### WHAT THIS TASK INVOLVES:
Each entry must be given again exactly; images do not belong in the copy.

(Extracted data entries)

• • • •

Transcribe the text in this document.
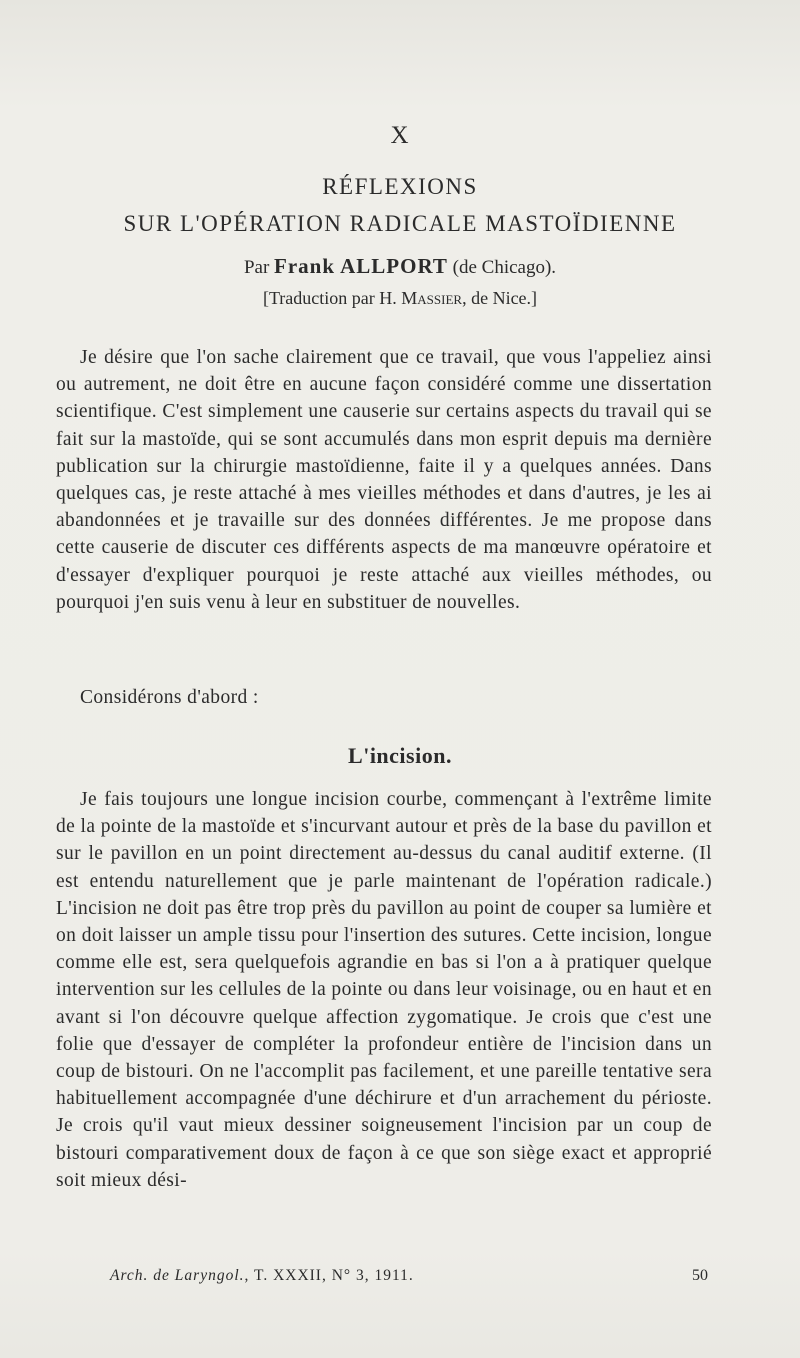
X
RÉFLEXIONS
SUR L'OPÉRATION RADICALE MASTOÏDIENNE
Par Frank ALLPORT (de Chicago).
[Traduction par H. Massier, de Nice.]

Je désire que l'on sache clairement que ce travail, que vous l'appeliez ainsi ou autrement, ne doit être en aucune façon considéré comme une dissertation scientifique. C'est simplement une causerie sur certains aspects du travail qui se fait sur la mastoïde, qui se sont accumulés dans mon esprit depuis ma dernière publication sur la chirurgie mastoïdienne, faite il y a quelques années. Dans quelques cas, je reste attaché à mes vieilles méthodes et dans d'autres, je les ai abandonnées et je travaille sur des données différentes. Je me propose dans cette causerie de discuter ces différents aspects de ma manœuvre opératoire et d'essayer d'expliquer pourquoi je reste attaché aux vieilles méthodes, ou pourquoi j'en suis venu à leur en substituer de nouvelles.

Considérons d'abord :

L'incision.

Je fais toujours une longue incision courbe, commençant à l'extrême limite de la pointe de la mastoïde et s'incurvant autour et près de la base du pavillon et sur le pavillon en un point directement au-dessus du canal auditif externe. (Il est entendu naturellement que je parle maintenant de l'opération radicale.) L'incision ne doit pas être trop près du pavillon au point de couper sa lumière et on doit laisser un ample tissu pour l'insertion des sutures. Cette incision, longue comme elle est, sera quelquefois agrandie en bas si l'on a à pratiquer quelque intervention sur les cellules de la pointe ou dans leur voisinage, ou en haut et en avant si l'on découvre quelque affection zygomatique. Je crois que c'est une folie que d'essayer de compléter la profondeur entière de l'incision dans un coup de bistouri. On ne l'accomplit pas facilement, et une pareille tentative sera habituellement accompagnée d'une déchirure et d'un arrachement du périoste. Je crois qu'il vaut mieux dessiner soigneusement l'incision par un coup de bistouri comparativement doux de façon à ce que son siège exact et approprié soit mieux dési-

Arch. de Laryngol., T. XXXII, N° 3, 1911.	50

• • • •

### WRITTEN SOLUTION:
Transcribe the text in this document.
X
RÉFLEXIONS
SUR L'OPÉRATION RADICALE MASTOÏDIENNE
Par Frank ALLPORT (de Chicago).
[Traduction par H. Massier, de Nice.]

Je désire que l'on sache clairement que ce travail, que vous l'appeliez ainsi ou autrement, ne doit être en aucune façon considéré comme une dissertation scientifique. C'est simplement une causerie sur certains aspects du travail qui se fait sur la mastoïde, qui se sont accumulés dans mon esprit depuis ma dernière publication sur la chirurgie mastoïdienne, faite il y a quelques années. Dans quelques cas, je reste attaché à mes vieilles méthodes et dans d'autres, je les ai abandonnées et je travaille sur des données différentes. Je me propose dans cette causerie de discuter ces différents aspects de ma manœuvre opératoire et d'essayer d'expliquer pourquoi je reste attaché aux vieilles méthodes, ou pourquoi j'en suis venu à leur en substituer de nouvelles.

Considérons d'abord :

L'incision.

Je fais toujours une longue incision courbe, commençant à l'extrême limite de la pointe de la mastoïde et s'incurvant autour et près de la base du pavillon et sur le pavillon en un point directement au-dessus du canal auditif externe. (Il est entendu naturellement que je parle maintenant de l'opération radicale.) L'incision ne doit pas être trop près du pavillon au point de couper sa lumière et on doit laisser un ample tissu pour l'insertion des sutures. Cette incision, longue comme elle est, sera quelquefois agrandie en bas si l'on a à pratiquer quelque intervention sur les cellules de la pointe ou dans leur voisinage, ou en haut et en avant si l'on découvre quelque affection zygomatique. Je crois que c'est une folie que d'essayer de compléter la profondeur entière de l'incision dans un coup de bistouri. On ne l'accomplit pas facilement, et une pareille tentative sera habituellement accompagnée d'une déchirure et d'un arrachement du périoste. Je crois qu'il vaut mieux dessiner soigneusement l'incision par un coup de bistouri comparativement doux de façon à ce que son siège exact et approprié soit mieux dési-

Arch. de Laryngol., T. XXXII, N° 3, 1911.	50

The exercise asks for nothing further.